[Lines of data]

-*-

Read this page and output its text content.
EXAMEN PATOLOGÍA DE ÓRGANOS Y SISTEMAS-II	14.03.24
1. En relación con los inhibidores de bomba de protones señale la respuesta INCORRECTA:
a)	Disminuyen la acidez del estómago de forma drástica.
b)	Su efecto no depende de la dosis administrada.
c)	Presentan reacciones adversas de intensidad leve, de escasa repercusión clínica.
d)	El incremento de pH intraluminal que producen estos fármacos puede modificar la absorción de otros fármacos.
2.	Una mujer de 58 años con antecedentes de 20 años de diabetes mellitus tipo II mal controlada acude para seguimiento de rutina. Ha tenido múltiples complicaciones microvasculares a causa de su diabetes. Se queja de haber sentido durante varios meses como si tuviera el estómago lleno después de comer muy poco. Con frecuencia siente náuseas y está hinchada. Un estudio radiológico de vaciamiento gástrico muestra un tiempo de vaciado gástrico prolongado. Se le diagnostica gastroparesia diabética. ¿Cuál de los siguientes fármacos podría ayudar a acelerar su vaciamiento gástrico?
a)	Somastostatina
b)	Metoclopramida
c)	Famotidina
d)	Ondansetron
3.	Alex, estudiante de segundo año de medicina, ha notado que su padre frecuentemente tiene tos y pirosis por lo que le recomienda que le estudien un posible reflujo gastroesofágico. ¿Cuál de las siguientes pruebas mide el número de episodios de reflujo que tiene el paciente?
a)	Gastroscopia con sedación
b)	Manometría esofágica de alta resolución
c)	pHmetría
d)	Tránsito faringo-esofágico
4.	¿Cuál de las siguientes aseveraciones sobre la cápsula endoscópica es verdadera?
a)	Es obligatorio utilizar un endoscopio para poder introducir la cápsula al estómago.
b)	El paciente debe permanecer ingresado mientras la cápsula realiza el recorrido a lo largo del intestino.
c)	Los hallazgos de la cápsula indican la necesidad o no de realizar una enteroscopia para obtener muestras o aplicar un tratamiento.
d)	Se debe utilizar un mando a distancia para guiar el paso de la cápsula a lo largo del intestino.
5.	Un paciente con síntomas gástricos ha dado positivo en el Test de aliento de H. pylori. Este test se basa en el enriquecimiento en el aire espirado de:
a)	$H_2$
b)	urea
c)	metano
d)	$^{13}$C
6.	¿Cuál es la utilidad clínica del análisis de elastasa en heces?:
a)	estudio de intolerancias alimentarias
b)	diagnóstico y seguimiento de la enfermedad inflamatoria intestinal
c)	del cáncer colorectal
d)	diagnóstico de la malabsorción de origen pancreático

-*-

Collect each line containing the string "intestino".

b)	El paciente debe permanecer ingresado mientras la cápsula realiza el recorrido a lo largo del intestino.
d)	Se debe utilizar un mando a distancia para guiar el paso de la cápsula a lo largo del intestino.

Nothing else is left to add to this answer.